• **INSTRUCTION**
Output only the count of lines that contain "Cheyenne".

• **GIVEN RECORDS**
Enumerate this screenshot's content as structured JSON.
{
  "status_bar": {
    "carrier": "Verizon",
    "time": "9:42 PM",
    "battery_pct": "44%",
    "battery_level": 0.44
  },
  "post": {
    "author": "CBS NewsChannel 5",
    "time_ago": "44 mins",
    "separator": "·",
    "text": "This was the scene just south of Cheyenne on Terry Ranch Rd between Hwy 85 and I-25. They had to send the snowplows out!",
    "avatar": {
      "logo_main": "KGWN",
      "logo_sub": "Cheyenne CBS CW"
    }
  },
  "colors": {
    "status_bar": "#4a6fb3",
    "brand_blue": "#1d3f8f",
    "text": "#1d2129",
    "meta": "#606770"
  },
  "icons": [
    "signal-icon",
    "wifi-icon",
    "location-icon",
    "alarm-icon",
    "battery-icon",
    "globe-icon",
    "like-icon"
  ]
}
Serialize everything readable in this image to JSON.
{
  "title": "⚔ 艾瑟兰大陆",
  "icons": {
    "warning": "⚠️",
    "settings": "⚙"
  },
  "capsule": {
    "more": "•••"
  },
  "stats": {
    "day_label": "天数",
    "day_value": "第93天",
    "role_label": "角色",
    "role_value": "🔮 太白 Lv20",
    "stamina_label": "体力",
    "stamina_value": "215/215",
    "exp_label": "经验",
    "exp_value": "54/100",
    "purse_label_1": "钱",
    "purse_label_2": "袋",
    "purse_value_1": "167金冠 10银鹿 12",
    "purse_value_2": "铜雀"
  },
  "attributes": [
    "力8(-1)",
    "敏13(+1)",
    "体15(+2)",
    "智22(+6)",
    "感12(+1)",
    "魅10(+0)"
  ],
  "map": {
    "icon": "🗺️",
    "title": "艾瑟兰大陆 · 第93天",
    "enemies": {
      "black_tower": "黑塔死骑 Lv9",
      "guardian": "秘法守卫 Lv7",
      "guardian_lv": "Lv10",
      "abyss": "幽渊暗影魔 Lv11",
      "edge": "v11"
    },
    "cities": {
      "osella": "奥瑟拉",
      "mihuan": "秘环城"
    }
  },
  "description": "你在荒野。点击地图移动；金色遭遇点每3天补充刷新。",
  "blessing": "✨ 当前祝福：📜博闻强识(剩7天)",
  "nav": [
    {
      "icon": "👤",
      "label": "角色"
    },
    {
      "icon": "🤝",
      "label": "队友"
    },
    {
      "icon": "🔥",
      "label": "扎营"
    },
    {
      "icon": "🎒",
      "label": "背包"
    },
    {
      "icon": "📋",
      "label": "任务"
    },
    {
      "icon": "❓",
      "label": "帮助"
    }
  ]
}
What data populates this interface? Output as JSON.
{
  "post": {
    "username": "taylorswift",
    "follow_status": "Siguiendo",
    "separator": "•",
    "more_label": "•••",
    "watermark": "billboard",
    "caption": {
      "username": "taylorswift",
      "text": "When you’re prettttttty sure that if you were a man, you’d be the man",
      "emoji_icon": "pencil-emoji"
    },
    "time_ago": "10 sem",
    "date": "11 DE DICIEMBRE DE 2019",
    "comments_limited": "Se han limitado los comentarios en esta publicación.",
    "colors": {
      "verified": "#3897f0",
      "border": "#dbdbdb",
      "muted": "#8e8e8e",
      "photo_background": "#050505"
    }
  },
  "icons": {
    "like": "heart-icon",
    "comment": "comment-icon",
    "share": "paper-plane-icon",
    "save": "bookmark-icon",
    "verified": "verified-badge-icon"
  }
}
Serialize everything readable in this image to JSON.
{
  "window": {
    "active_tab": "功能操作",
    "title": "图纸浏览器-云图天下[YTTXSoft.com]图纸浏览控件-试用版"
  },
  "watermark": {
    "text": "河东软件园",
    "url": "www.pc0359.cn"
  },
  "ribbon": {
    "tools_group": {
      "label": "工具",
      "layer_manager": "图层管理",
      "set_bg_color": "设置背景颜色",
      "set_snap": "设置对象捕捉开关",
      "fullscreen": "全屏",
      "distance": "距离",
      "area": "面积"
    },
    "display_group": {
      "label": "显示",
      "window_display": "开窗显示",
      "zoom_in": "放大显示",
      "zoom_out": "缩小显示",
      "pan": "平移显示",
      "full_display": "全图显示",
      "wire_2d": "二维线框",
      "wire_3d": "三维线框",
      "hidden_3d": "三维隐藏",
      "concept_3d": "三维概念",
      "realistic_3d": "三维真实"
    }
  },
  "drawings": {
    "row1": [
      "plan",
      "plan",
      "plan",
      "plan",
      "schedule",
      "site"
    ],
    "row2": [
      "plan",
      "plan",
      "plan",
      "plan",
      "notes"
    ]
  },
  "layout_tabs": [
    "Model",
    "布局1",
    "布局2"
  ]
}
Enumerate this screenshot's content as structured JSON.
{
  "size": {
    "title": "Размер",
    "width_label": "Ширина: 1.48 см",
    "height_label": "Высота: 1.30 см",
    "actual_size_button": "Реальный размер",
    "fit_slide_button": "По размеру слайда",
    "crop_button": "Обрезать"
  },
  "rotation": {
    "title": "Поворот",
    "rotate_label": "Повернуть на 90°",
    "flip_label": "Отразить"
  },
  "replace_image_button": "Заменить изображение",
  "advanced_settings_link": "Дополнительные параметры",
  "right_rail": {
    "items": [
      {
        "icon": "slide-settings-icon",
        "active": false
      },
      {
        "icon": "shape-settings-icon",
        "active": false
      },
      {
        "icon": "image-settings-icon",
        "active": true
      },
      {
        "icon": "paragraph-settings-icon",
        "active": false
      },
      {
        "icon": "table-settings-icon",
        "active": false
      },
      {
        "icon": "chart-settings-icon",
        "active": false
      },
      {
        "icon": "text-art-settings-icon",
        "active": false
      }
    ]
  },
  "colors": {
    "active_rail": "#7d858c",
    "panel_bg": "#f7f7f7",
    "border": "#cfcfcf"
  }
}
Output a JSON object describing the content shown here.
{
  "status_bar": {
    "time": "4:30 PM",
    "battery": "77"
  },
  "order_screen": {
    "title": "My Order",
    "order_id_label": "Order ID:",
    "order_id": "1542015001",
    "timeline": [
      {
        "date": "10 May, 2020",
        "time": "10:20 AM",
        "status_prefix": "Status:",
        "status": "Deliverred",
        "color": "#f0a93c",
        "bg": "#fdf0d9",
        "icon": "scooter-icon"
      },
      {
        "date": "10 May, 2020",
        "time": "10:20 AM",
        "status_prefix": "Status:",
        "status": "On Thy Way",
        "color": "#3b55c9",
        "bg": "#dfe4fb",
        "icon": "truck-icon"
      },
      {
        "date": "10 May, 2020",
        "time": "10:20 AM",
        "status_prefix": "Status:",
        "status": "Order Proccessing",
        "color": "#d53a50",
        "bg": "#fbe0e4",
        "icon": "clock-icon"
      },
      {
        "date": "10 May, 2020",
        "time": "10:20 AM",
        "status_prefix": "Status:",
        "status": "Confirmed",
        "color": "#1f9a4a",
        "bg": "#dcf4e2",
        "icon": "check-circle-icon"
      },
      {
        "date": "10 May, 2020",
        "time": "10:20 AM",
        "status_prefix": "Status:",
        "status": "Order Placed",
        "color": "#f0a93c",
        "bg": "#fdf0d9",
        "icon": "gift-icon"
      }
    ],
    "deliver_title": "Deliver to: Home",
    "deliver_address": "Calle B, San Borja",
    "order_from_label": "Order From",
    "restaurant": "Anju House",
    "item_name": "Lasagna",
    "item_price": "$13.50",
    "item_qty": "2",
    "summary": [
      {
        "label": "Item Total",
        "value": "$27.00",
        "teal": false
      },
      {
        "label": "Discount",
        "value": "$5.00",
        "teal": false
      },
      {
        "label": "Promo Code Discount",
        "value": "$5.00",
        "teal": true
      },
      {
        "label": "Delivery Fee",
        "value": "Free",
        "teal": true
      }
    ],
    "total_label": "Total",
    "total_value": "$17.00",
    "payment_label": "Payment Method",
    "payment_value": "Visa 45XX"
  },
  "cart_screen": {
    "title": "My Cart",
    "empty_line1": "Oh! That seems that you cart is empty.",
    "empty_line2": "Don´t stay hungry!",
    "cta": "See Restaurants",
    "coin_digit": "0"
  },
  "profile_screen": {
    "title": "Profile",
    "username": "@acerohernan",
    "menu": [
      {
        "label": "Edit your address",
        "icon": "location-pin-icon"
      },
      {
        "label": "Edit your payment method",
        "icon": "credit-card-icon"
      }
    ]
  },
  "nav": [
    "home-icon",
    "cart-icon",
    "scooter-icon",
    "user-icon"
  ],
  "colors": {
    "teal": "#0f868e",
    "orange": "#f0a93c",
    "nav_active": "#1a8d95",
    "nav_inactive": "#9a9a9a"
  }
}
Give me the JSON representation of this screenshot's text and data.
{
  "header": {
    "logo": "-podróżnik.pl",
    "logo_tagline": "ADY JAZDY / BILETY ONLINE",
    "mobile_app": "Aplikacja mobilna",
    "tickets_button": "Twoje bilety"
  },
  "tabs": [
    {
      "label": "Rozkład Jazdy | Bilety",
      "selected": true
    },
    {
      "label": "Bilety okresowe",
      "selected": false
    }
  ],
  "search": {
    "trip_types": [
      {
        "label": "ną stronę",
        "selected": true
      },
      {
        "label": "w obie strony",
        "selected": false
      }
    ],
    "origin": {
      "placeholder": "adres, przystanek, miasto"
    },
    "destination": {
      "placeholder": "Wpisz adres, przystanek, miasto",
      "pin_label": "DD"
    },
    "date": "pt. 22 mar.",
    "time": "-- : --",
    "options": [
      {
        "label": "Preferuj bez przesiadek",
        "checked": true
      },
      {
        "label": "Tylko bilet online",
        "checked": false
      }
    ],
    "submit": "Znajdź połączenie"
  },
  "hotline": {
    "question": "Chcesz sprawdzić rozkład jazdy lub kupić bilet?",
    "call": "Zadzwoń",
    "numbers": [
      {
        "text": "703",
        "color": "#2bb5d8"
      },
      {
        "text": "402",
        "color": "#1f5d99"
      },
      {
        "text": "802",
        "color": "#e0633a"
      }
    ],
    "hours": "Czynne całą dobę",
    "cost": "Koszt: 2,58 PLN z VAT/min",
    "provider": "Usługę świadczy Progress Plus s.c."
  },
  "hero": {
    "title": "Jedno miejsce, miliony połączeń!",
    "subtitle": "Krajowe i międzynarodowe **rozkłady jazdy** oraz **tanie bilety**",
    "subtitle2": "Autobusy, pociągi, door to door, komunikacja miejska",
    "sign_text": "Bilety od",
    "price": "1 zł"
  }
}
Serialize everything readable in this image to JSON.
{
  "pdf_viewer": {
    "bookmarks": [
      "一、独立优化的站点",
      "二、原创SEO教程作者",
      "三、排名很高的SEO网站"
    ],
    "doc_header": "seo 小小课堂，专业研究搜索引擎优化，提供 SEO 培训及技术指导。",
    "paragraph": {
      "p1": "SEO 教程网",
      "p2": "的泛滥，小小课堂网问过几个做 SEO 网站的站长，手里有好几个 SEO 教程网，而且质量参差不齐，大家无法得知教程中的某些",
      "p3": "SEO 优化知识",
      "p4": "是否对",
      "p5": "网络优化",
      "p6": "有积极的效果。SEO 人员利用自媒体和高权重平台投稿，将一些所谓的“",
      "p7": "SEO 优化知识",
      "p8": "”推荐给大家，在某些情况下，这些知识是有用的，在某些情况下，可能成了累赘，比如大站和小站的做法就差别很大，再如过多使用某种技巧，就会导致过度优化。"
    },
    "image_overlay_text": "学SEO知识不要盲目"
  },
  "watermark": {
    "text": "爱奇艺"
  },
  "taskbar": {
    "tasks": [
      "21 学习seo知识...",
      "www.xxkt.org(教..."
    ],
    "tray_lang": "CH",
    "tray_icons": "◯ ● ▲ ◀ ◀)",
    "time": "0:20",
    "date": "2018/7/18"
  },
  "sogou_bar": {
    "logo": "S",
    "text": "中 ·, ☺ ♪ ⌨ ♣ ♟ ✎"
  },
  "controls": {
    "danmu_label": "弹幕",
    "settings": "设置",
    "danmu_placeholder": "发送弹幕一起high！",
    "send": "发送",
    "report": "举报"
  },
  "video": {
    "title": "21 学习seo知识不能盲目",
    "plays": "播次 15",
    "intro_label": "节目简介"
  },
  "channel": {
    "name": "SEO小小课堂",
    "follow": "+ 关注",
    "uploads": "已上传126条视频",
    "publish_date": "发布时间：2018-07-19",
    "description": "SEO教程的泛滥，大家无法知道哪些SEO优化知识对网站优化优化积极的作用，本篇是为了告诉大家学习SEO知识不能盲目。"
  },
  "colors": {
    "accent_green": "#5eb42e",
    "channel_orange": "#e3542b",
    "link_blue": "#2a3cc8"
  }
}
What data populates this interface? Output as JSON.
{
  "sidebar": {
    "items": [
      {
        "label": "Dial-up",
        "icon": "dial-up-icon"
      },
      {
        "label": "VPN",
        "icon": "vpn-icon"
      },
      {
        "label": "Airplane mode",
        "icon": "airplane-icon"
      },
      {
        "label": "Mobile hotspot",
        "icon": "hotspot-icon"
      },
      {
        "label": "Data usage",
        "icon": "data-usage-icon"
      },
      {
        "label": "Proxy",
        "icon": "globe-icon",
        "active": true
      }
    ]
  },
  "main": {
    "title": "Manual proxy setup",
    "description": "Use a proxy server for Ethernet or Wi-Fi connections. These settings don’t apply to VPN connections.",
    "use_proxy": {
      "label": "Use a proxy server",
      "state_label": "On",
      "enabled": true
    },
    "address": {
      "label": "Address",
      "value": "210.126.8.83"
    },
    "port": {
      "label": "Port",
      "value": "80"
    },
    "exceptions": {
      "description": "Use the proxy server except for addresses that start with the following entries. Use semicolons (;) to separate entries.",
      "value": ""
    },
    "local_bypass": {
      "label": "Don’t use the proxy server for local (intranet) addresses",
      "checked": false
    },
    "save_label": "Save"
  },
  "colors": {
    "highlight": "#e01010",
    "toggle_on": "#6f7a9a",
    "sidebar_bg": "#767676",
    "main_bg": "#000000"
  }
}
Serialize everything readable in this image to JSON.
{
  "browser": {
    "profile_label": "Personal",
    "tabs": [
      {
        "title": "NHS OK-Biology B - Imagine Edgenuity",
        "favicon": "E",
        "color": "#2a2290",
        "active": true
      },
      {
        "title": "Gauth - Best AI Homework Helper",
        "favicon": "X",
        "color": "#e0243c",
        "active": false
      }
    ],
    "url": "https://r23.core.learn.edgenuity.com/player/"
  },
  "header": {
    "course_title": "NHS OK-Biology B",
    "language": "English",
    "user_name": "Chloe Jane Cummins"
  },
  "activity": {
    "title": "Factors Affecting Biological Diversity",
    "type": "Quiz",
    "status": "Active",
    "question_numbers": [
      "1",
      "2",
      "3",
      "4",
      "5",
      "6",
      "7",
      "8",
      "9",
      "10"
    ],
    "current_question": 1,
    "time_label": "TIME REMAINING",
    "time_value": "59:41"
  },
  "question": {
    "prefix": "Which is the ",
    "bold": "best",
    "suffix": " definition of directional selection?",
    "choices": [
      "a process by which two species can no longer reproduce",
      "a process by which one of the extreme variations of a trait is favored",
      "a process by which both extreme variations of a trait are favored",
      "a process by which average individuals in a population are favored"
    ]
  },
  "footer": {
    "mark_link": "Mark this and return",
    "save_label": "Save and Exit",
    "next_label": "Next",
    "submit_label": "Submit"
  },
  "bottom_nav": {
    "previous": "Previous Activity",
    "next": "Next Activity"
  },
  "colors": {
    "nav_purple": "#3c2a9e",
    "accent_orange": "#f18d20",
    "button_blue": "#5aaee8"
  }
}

• **TASK SOLUTION**
2